--- PROVIDED ENTRIES ---
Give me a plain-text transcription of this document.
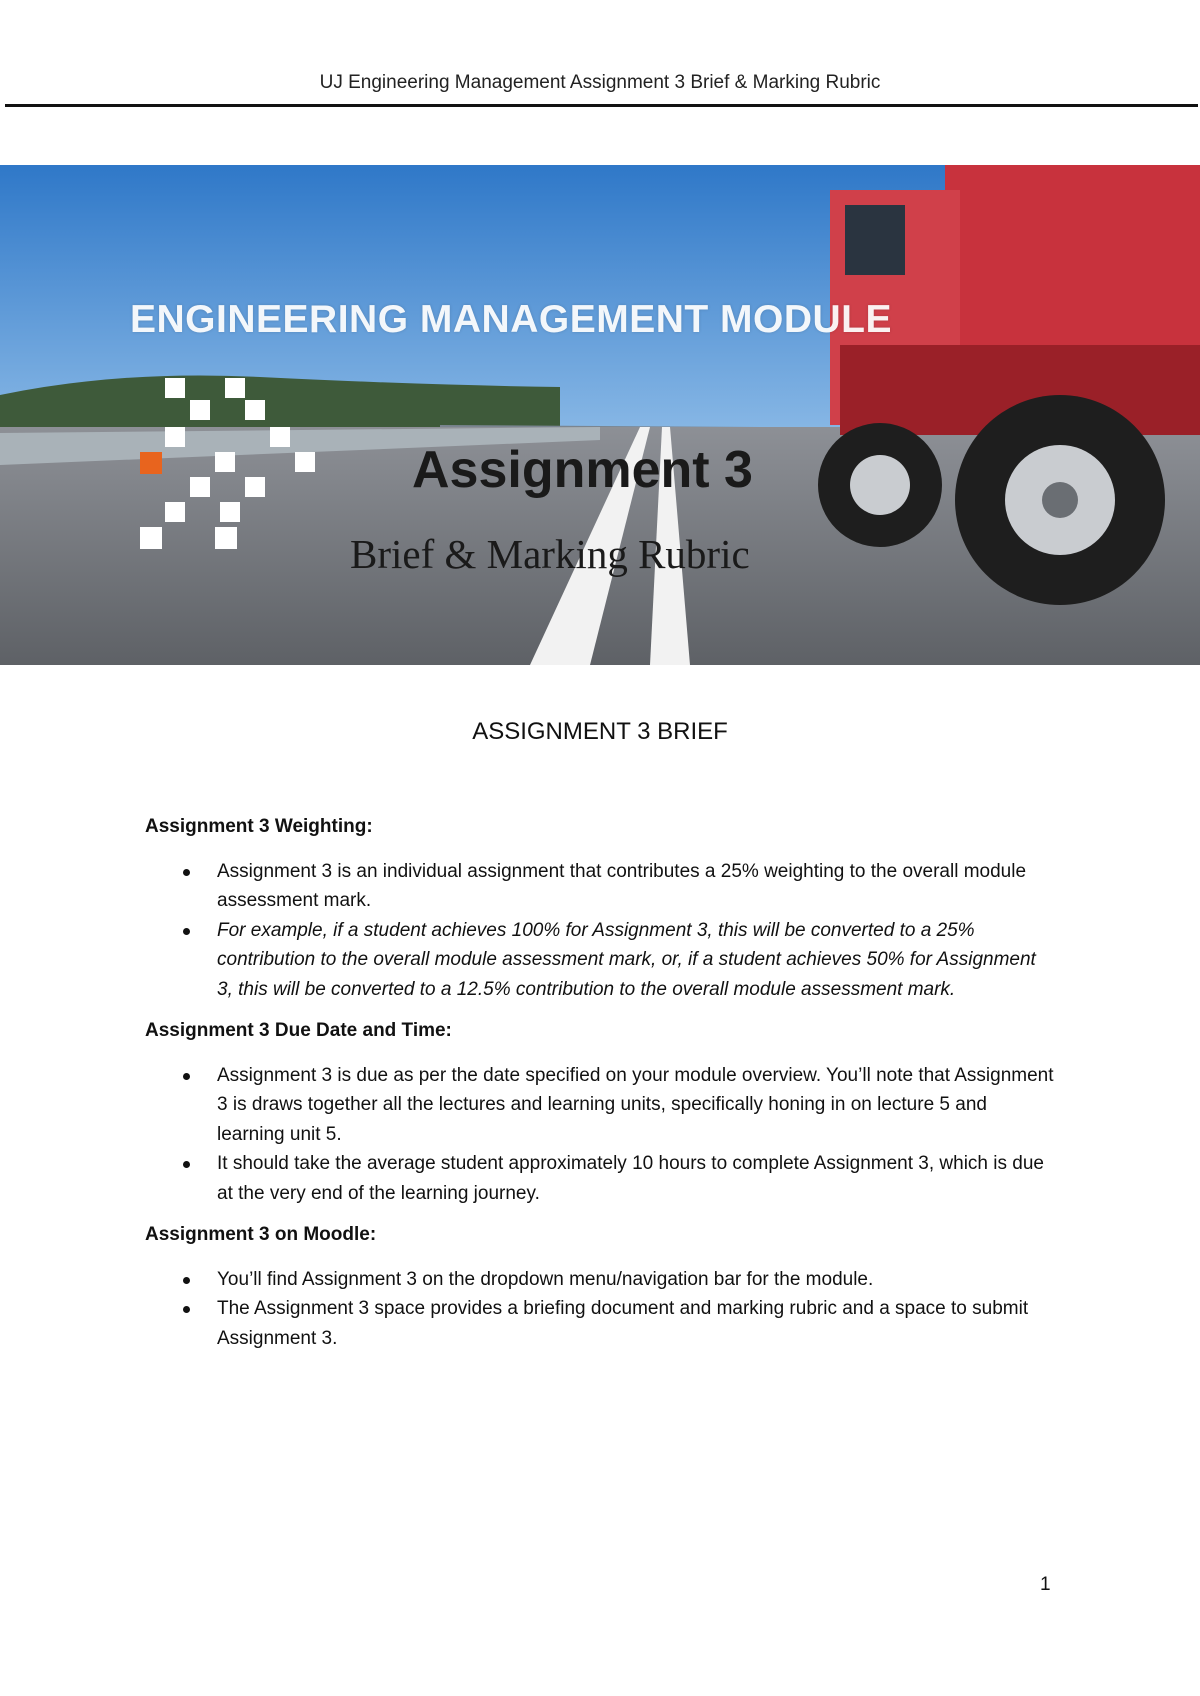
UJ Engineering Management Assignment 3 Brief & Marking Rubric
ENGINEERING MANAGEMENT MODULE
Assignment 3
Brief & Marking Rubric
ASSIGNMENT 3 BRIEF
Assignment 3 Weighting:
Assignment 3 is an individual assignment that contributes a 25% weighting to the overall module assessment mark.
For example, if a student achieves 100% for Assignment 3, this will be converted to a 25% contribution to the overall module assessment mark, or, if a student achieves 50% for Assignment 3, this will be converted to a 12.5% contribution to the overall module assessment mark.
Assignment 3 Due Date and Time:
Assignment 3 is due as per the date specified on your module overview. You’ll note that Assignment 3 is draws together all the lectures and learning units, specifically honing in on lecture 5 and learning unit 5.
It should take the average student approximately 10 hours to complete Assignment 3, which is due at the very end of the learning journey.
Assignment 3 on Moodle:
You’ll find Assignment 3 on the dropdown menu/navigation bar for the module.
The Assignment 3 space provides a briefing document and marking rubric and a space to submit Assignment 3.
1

--- WORK INSTRUCTIONS ---
Write down only how many lines in the listing contain the word "student".

--- SOLUTION TO THE EXERCISE ---
2